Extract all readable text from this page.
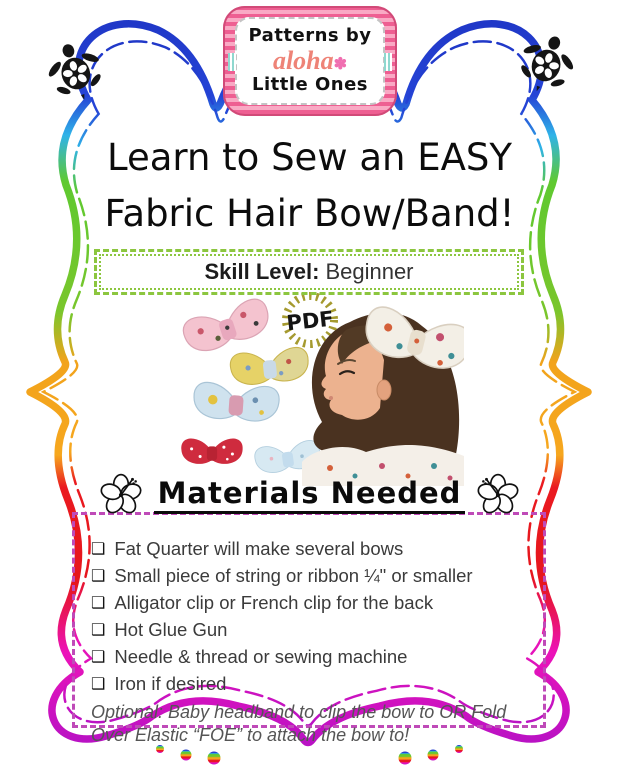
Patterns by
aloha✽
Little Ones
Learn to Sew an EASY
Fabric Hair Bow/Band!
Skill Level: Beginner
PDF
Materials Needed
❑ Fat Quarter will make several bows
❑ Small piece of string or ribbon ¼" or smaller
❑ Alligator clip or French clip for the back
❑ Hot Glue Gun
❑ Needle & thread or sewing machine
❑ Iron if desired
Optional: Baby headband to clip the bow to OR Fold Over Elastic “FOE” to attach the bow to!
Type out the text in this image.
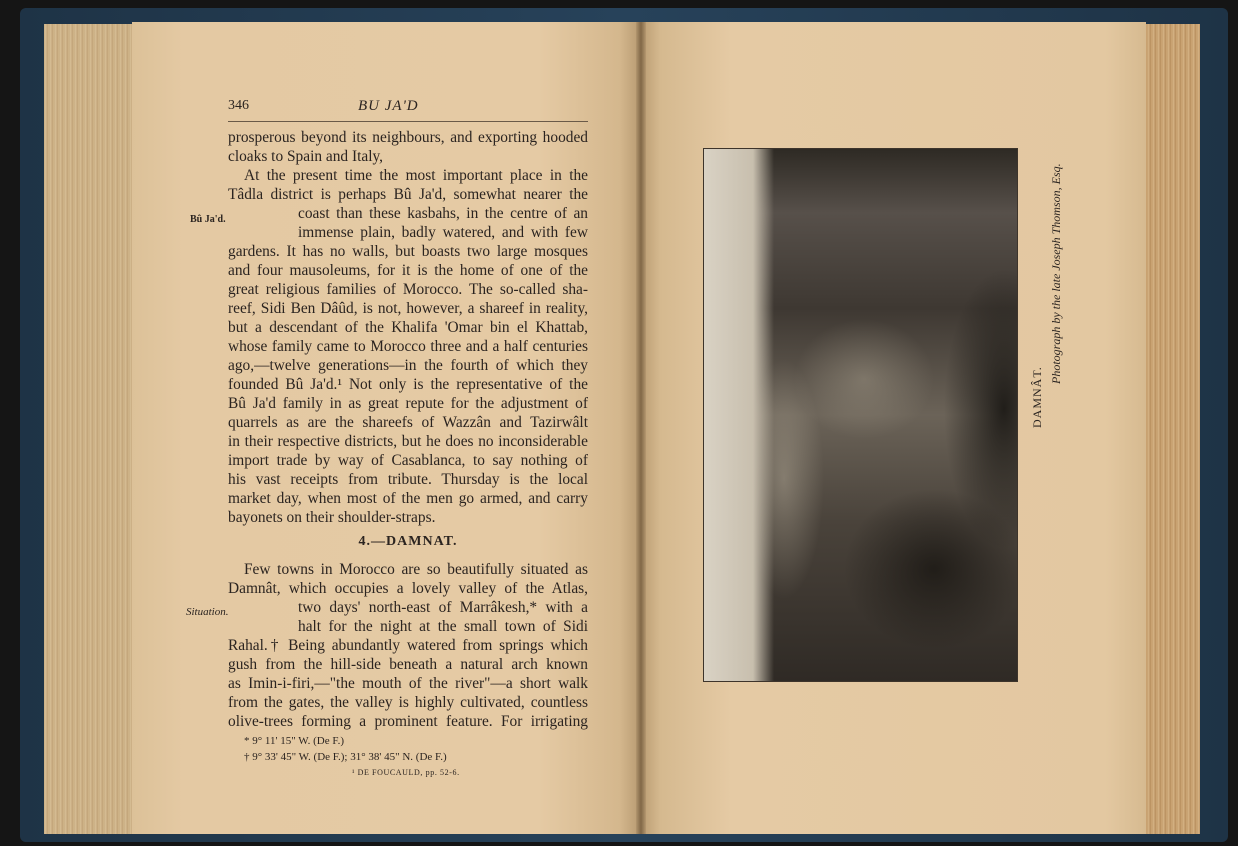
346	BU JA'D
prosperous beyond its neighbours, and exporting hooded
cloaks to Spain and Italy,
At the present time the most important place in the
Tâdla district is perhaps Bû Ja'd, somewhat nearer the
Bû Ja'd.	coast than these kasbahs, in the centre of an
immense plain, badly watered, and with few
gardens. It has no walls, but boasts two large mosques
and four mausoleums, for it is the home of one of the
great religious families of Morocco. The so-called sha-
reef, Sidi Ben Dâûd, is not, however, a shareef in reality,
but a descendant of the Khalifa 'Omar bin el Khattab,
whose family came to Morocco three and a half centuries
ago,—twelve generations—in the fourth of which they
founded Bû Ja'd.¹ Not only is the representative of the
Bû Ja'd family in as great repute for the adjustment of
quarrels as are the shareefs of Wazzân and Tazirwâlt
in their respective districts, but he does no inconsiderable
import trade by way of Casablanca, to say nothing of
his vast receipts from tribute. Thursday is the local
market day, when most of the men go armed, and carry
bayonets on their shoulder-straps.
4.—DAMNAT.
Few towns in Morocco are so beautifully situated as
Damnât, which occupies a lovely valley of the Atlas,
Situation.	two days' north-east of Marrâkesh,* with a
halt for the night at the small town of Sidi
Rahal.† Being abundantly watered from springs which
gush from the hill-side beneath a natural arch known
as Imin-i-firi,—"the mouth of the river"—a short walk
from the gates, the valley is highly cultivated, countless
olive-trees forming a prominent feature. For irrigating
* 9° 11' 15" W. (De F.)
† 9° 33' 45" W. (De F.); 31° 38' 45" N. (De F.)
¹ DE FOUCAULD, pp. 52-6.
DAMNÂT.
Photograph by the late Joseph Thomson, Esq.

+ + + + + + +

Given exercise: List each line holding the string "Sidi".

Result for this task:
reef, Sidi Ben Dâûd, is not, however, a shareef in reality,
halt for the night at the small town of Sidi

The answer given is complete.